WHAT YOU HAVE TO DO
Look through the entries below and count the lines with the word "color" in them; give only the number.

[Stored data]
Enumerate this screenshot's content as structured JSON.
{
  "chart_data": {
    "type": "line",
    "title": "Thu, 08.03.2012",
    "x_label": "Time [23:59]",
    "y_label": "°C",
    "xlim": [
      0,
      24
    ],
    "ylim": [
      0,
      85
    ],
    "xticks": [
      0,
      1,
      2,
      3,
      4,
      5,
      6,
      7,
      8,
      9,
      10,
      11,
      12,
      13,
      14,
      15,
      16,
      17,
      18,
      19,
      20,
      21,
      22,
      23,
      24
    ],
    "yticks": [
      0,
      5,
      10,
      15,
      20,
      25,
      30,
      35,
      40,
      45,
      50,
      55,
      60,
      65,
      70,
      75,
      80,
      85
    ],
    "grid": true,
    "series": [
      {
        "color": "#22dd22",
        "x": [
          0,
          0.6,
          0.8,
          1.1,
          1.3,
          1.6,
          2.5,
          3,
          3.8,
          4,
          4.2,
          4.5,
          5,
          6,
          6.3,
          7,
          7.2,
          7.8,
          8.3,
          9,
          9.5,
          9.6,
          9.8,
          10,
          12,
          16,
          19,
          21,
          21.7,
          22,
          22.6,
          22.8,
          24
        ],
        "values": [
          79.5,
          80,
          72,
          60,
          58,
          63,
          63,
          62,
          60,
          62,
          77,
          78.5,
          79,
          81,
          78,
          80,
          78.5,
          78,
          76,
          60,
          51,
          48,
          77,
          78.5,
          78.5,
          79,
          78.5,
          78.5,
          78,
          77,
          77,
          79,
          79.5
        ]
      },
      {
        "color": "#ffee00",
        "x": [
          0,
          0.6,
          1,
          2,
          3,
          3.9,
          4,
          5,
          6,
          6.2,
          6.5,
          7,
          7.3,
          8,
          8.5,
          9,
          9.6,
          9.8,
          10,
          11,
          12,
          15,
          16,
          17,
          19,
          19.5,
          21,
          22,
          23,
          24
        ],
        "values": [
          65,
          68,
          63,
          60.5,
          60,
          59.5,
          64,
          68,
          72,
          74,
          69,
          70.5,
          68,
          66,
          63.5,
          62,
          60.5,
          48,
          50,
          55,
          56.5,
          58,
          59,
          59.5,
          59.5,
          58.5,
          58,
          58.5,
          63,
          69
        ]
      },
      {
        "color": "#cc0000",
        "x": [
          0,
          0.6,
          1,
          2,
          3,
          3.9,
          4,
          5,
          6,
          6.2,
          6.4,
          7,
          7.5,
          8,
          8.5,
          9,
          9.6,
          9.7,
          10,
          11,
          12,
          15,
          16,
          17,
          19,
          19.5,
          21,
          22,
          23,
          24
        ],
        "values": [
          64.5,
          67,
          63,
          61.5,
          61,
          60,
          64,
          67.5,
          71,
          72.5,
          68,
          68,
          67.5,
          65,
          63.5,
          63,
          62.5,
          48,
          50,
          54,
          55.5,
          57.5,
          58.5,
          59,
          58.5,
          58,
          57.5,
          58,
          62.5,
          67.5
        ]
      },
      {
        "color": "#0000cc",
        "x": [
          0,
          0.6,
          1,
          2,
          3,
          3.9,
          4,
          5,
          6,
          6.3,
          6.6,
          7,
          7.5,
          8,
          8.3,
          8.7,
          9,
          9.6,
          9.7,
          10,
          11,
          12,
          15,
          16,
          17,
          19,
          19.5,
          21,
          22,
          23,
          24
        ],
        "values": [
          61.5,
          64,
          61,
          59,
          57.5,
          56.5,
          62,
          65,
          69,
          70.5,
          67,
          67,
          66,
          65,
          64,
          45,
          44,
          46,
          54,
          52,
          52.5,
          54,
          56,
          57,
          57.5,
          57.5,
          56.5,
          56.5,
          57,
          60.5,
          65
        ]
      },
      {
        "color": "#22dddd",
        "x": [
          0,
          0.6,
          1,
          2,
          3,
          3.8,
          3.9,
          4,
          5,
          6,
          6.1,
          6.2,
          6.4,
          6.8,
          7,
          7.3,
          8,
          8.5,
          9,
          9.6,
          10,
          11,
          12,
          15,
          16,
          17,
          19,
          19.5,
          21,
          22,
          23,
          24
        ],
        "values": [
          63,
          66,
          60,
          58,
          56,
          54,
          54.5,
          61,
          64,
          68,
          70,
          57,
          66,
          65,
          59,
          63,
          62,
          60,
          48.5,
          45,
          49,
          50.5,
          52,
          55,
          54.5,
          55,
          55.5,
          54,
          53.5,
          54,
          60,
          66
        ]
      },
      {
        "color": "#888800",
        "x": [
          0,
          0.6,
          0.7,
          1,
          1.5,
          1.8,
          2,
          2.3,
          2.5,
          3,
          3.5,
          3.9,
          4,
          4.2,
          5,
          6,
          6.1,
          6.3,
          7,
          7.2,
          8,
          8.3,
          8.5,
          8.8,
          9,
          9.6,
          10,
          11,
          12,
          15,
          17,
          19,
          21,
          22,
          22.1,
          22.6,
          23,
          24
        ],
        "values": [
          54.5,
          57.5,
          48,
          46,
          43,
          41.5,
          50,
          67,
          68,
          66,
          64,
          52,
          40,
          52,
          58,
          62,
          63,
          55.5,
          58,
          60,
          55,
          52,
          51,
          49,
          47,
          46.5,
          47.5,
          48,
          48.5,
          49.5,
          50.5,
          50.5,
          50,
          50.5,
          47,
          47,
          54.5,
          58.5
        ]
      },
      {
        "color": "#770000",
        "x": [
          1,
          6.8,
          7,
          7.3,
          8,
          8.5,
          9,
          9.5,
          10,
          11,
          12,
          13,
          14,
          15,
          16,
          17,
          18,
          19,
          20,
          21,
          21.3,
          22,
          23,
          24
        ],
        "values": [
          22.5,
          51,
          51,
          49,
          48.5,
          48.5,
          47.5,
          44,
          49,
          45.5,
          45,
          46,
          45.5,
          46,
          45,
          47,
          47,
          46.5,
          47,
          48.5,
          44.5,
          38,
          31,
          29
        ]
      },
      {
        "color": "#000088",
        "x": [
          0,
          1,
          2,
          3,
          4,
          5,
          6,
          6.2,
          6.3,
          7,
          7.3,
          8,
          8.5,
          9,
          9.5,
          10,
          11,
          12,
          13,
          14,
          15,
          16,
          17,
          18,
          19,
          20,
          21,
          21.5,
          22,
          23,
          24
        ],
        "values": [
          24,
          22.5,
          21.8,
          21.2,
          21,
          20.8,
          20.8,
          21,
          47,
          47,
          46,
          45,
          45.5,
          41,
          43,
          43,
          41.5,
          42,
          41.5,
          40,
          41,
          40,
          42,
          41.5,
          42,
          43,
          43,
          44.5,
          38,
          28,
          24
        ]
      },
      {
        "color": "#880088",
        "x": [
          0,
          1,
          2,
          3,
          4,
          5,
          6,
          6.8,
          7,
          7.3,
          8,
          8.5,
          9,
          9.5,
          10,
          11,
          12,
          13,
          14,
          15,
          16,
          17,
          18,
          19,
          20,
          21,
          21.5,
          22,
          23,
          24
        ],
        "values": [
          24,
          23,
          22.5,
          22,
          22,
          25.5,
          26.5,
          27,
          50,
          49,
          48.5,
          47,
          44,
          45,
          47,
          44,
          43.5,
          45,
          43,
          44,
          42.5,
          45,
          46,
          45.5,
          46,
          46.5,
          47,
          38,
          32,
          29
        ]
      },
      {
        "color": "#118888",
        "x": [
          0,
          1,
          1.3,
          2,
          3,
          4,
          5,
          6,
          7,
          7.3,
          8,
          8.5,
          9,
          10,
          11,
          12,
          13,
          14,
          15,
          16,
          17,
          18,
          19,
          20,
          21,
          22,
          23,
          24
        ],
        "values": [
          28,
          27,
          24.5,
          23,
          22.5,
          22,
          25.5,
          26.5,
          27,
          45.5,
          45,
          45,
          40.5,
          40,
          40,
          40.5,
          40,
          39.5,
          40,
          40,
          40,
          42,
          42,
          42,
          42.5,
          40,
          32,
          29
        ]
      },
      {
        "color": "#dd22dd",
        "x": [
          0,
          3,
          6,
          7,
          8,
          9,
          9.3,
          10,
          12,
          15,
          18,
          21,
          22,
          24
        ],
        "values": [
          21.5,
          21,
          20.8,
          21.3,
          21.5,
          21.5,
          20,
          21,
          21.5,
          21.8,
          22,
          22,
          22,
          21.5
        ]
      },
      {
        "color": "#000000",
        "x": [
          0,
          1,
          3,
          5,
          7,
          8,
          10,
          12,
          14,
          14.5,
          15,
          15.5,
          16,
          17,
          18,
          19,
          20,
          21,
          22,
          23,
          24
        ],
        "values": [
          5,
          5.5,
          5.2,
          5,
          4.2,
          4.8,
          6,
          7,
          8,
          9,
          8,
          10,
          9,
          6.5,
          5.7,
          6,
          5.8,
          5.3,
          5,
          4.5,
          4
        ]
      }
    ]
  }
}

WORKED ANSWER
12